Dataset extract ▸
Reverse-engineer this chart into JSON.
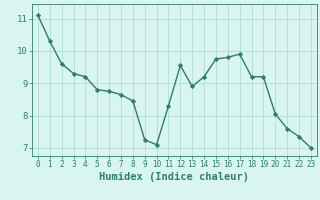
{
  "x": [
    0,
    1,
    2,
    3,
    4,
    5,
    6,
    7,
    8,
    9,
    10,
    11,
    12,
    13,
    14,
    15,
    16,
    17,
    18,
    19,
    20,
    21,
    22,
    23
  ],
  "y": [
    11.1,
    10.3,
    9.6,
    9.3,
    9.2,
    8.8,
    8.75,
    8.65,
    8.45,
    7.25,
    7.1,
    8.3,
    9.55,
    8.9,
    9.2,
    9.75,
    9.8,
    9.9,
    9.2,
    9.2,
    8.05,
    7.6,
    7.35,
    7.0
  ],
  "line_color": "#2e7d6e",
  "marker": "D",
  "marker_size": 2.2,
  "bg_color": "#d8f5f0",
  "grid_color": "#a8d8d0",
  "xlabel": "Humidex (Indice chaleur)",
  "ylim": [
    6.75,
    11.45
  ],
  "xlim": [
    -0.5,
    23.5
  ],
  "yticks": [
    7,
    8,
    9,
    10,
    11
  ],
  "xticks": [
    0,
    1,
    2,
    3,
    4,
    5,
    6,
    7,
    8,
    9,
    10,
    11,
    12,
    13,
    14,
    15,
    16,
    17,
    18,
    19,
    20,
    21,
    22,
    23
  ],
  "tick_color": "#2e7d6e",
  "label_color": "#2e7d6e",
  "ytick_fontsize": 6.5,
  "xtick_fontsize": 5.5,
  "xlabel_fontsize": 7.5,
  "linewidth": 1.0
}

Task brief ▸
Skipping the pictures, transcribe each line above exactly as it appears.

Output for this task ▸
Reverse-engineer this chart into JSON.
{
  "x": [
    0,
    1,
    2,
    3,
    4,
    5,
    6,
    7,
    8,
    9,
    10,
    11,
    12,
    13,
    14,
    15,
    16,
    17,
    18,
    19,
    20,
    21,
    22,
    23
  ],
  "y": [
    11.1,
    10.3,
    9.6,
    9.3,
    9.2,
    8.8,
    8.75,
    8.65,
    8.45,
    7.25,
    7.1,
    8.3,
    9.55,
    8.9,
    9.2,
    9.75,
    9.8,
    9.9,
    9.2,
    9.2,
    8.05,
    7.6,
    7.35,
    7.0
  ],
  "line_color": "#2e7d6e",
  "marker": "D",
  "marker_size": 2.2,
  "bg_color": "#d8f5f0",
  "grid_color": "#a8d8d0",
  "xlabel": "Humidex (Indice chaleur)",
  "ylim": [
    6.75,
    11.45
  ],
  "xlim": [
    -0.5,
    23.5
  ],
  "yticks": [
    7,
    8,
    9,
    10,
    11
  ],
  "xticks": [
    0,
    1,
    2,
    3,
    4,
    5,
    6,
    7,
    8,
    9,
    10,
    11,
    12,
    13,
    14,
    15,
    16,
    17,
    18,
    19,
    20,
    21,
    22,
    23
  ],
  "tick_color": "#2e7d6e",
  "label_color": "#2e7d6e",
  "ytick_fontsize": 6.5,
  "xtick_fontsize": 5.5,
  "xlabel_fontsize": 7.5,
  "linewidth": 1.0
}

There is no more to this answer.